**Material for the task**
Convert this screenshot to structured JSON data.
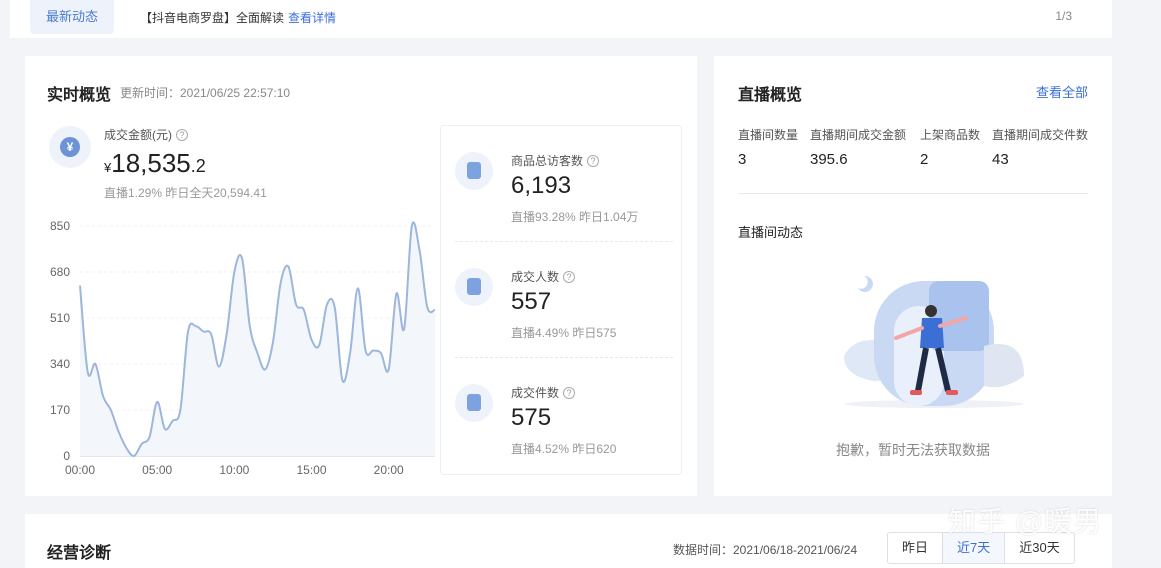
{
  "announcement": {
    "tag": "最新动态",
    "text": "【抖音电商罗盘】全面解读",
    "link": "查看详情",
    "page": "1/3"
  },
  "overview": {
    "title": "实时概览",
    "updated": "更新时间：2021/06/25 22:57:10",
    "gmv": {
      "icon": "yen-icon",
      "label": "成交金额(元)",
      "currency": "¥",
      "value_int": "18,535",
      "value_dec": ".2",
      "sub": "直播1.29%   昨日全天20,594.41"
    },
    "metrics": [
      {
        "icon": "bag-icon",
        "label": "商品总访客数",
        "value": "6,193",
        "sub": "直播93.28%   昨日1.04万"
      },
      {
        "icon": "user-icon",
        "label": "成交人数",
        "value": "557",
        "sub": "直播4.49%   昨日575"
      },
      {
        "icon": "basket-icon",
        "label": "成交件数",
        "value": "575",
        "sub": "直播4.52%   昨日620"
      }
    ]
  },
  "chart_data": {
    "type": "line",
    "title": "",
    "xlabel": "",
    "ylabel": "",
    "x_ticks": [
      "00:00",
      "05:00",
      "10:00",
      "15:00",
      "20:00"
    ],
    "y_ticks": [
      0,
      170,
      340,
      510,
      680,
      850
    ],
    "ylim": [
      0,
      850
    ],
    "xlim": [
      0,
      23
    ],
    "grid": true,
    "series": [
      {
        "color": "#9cb6dc",
        "x": [
          0,
          0.5,
          1,
          1.5,
          2,
          2.5,
          3,
          3.5,
          4,
          4.5,
          5,
          5.5,
          6,
          6.5,
          7,
          7.5,
          8,
          8.5,
          9,
          9.5,
          10,
          10.5,
          11,
          11.5,
          12,
          12.5,
          13,
          13.5,
          14,
          14.5,
          15,
          15.5,
          16,
          16.5,
          17,
          17.5,
          18,
          18.5,
          19,
          19.5,
          20,
          20.5,
          21,
          21.5,
          22,
          22.5,
          23
        ],
        "y": [
          630,
          310,
          340,
          220,
          170,
          90,
          30,
          0,
          45,
          70,
          200,
          100,
          130,
          170,
          460,
          480,
          460,
          450,
          330,
          450,
          680,
          730,
          480,
          380,
          320,
          420,
          640,
          700,
          560,
          540,
          430,
          410,
          560,
          550,
          280,
          380,
          620,
          390,
          390,
          380,
          320,
          600,
          470,
          850,
          760,
          550,
          540
        ]
      }
    ]
  },
  "live": {
    "title": "直播概览",
    "view_all": "查看全部",
    "stats": [
      {
        "label": "直播间数量",
        "value": "3"
      },
      {
        "label": "直播期间成交金额",
        "value": "395.6"
      },
      {
        "label": "上架商品数",
        "value": "2"
      },
      {
        "label": "直播期间成交件数",
        "value": "43"
      }
    ],
    "dynamics_title": "直播间动态",
    "empty_text": "抱歉，暂时无法获取数据"
  },
  "diagnosis": {
    "title": "经营诊断",
    "date_range": "数据时间：2021/06/18-2021/06/24",
    "buttons": [
      "昨日",
      "近7天",
      "近30天"
    ],
    "active": 1
  },
  "watermark": "知乎 @暖男",
  "colors": {
    "accent": "#3b6fd6",
    "line": "#9cb6dc",
    "icon": "#6b93d6"
  }
}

**Requirements**
Do not copy the pictures, but repeat every line exactly.

**Task result**
Convert this screenshot to structured JSON data.
{
  "announcement": {
    "tag": "最新动态",
    "text": "【抖音电商罗盘】全面解读",
    "link": "查看详情",
    "page": "1/3"
  },
  "overview": {
    "title": "实时概览",
    "updated": "更新时间：2021/06/25 22:57:10",
    "gmv": {
      "icon": "yen-icon",
      "label": "成交金额(元)",
      "currency": "¥",
      "value_int": "18,535",
      "value_dec": ".2",
      "sub": "直播1.29%   昨日全天20,594.41"
    },
    "metrics": [
      {
        "icon": "bag-icon",
        "label": "商品总访客数",
        "value": "6,193",
        "sub": "直播93.28%   昨日1.04万"
      },
      {
        "icon": "user-icon",
        "label": "成交人数",
        "value": "557",
        "sub": "直播4.49%   昨日575"
      },
      {
        "icon": "basket-icon",
        "label": "成交件数",
        "value": "575",
        "sub": "直播4.52%   昨日620"
      }
    ]
  },
  "chart_data": {
    "type": "line",
    "title": "",
    "xlabel": "",
    "ylabel": "",
    "x_ticks": [
      "00:00",
      "05:00",
      "10:00",
      "15:00",
      "20:00"
    ],
    "y_ticks": [
      0,
      170,
      340,
      510,
      680,
      850
    ],
    "ylim": [
      0,
      850
    ],
    "xlim": [
      0,
      23
    ],
    "grid": true,
    "series": [
      {
        "color": "#9cb6dc",
        "x": [
          0,
          0.5,
          1,
          1.5,
          2,
          2.5,
          3,
          3.5,
          4,
          4.5,
          5,
          5.5,
          6,
          6.5,
          7,
          7.5,
          8,
          8.5,
          9,
          9.5,
          10,
          10.5,
          11,
          11.5,
          12,
          12.5,
          13,
          13.5,
          14,
          14.5,
          15,
          15.5,
          16,
          16.5,
          17,
          17.5,
          18,
          18.5,
          19,
          19.5,
          20,
          20.5,
          21,
          21.5,
          22,
          22.5,
          23
        ],
        "y": [
          630,
          310,
          340,
          220,
          170,
          90,
          30,
          0,
          45,
          70,
          200,
          100,
          130,
          170,
          460,
          480,
          460,
          450,
          330,
          450,
          680,
          730,
          480,
          380,
          320,
          420,
          640,
          700,
          560,
          540,
          430,
          410,
          560,
          550,
          280,
          380,
          620,
          390,
          390,
          380,
          320,
          600,
          470,
          850,
          760,
          550,
          540
        ]
      }
    ]
  },
  "live": {
    "title": "直播概览",
    "view_all": "查看全部",
    "stats": [
      {
        "label": "直播间数量",
        "value": "3"
      },
      {
        "label": "直播期间成交金额",
        "value": "395.6"
      },
      {
        "label": "上架商品数",
        "value": "2"
      },
      {
        "label": "直播期间成交件数",
        "value": "43"
      }
    ],
    "dynamics_title": "直播间动态",
    "empty_text": "抱歉，暂时无法获取数据"
  },
  "diagnosis": {
    "title": "经营诊断",
    "date_range": "数据时间：2021/06/18-2021/06/24",
    "buttons": [
      "昨日",
      "近7天",
      "近30天"
    ],
    "active": 1
  },
  "watermark": "知乎 @暖男",
  "colors": {
    "accent": "#3b6fd6",
    "line": "#9cb6dc",
    "icon": "#6b93d6"
  }
}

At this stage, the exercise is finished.